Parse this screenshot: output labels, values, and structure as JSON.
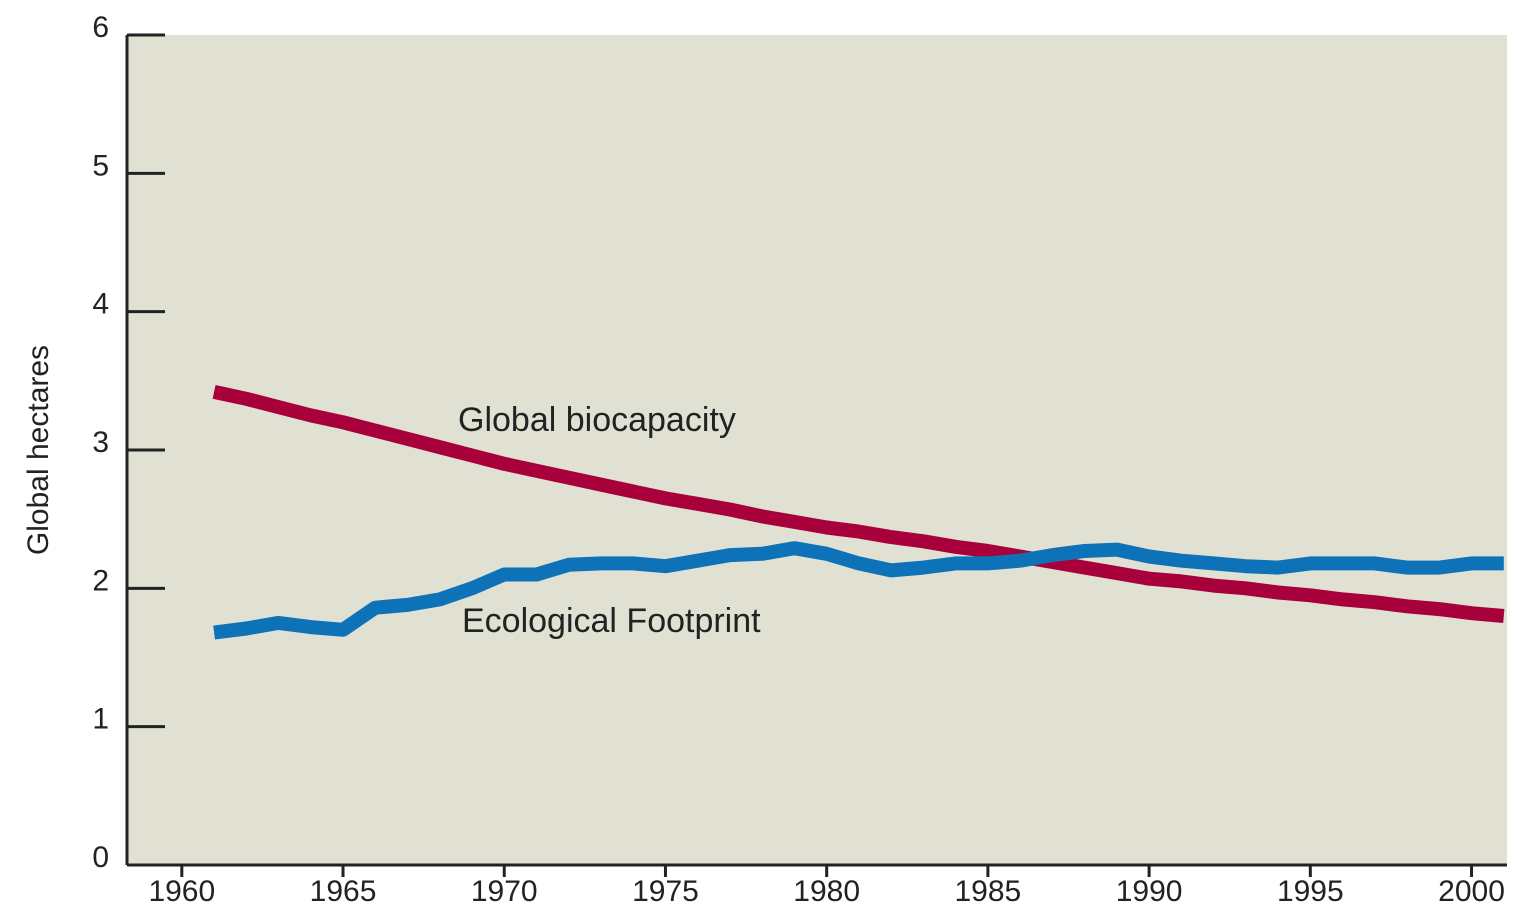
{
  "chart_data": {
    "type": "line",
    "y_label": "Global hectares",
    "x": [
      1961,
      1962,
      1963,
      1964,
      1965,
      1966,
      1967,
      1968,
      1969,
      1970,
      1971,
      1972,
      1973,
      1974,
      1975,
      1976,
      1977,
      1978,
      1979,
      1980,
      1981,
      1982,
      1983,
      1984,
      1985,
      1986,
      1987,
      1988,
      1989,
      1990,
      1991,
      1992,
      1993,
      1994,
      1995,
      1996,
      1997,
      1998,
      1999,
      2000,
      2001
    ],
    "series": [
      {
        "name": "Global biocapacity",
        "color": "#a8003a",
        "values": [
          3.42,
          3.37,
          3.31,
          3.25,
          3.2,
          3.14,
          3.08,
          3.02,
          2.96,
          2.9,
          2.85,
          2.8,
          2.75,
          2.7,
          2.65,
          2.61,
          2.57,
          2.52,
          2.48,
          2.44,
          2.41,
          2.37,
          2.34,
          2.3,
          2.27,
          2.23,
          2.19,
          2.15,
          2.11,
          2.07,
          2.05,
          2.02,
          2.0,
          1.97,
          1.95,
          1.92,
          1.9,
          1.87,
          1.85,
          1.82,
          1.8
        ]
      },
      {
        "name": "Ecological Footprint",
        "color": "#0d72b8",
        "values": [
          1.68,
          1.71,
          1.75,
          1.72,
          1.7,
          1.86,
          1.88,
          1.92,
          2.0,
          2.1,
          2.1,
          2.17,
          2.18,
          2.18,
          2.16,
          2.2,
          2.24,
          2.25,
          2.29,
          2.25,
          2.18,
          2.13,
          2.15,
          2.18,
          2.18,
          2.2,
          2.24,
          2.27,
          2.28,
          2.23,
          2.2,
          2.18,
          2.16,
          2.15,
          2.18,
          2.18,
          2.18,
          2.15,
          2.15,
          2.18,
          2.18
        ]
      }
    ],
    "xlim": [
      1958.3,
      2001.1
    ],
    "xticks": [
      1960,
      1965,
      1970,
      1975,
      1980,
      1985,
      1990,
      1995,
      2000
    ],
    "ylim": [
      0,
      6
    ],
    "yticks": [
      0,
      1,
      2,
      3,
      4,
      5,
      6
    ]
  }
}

STATED TASK: Copy every line of the records above that contains "Global".

REPLY TO THE TASK:
    "y_label": "Global hectares",
        "name": "Global biocapacity",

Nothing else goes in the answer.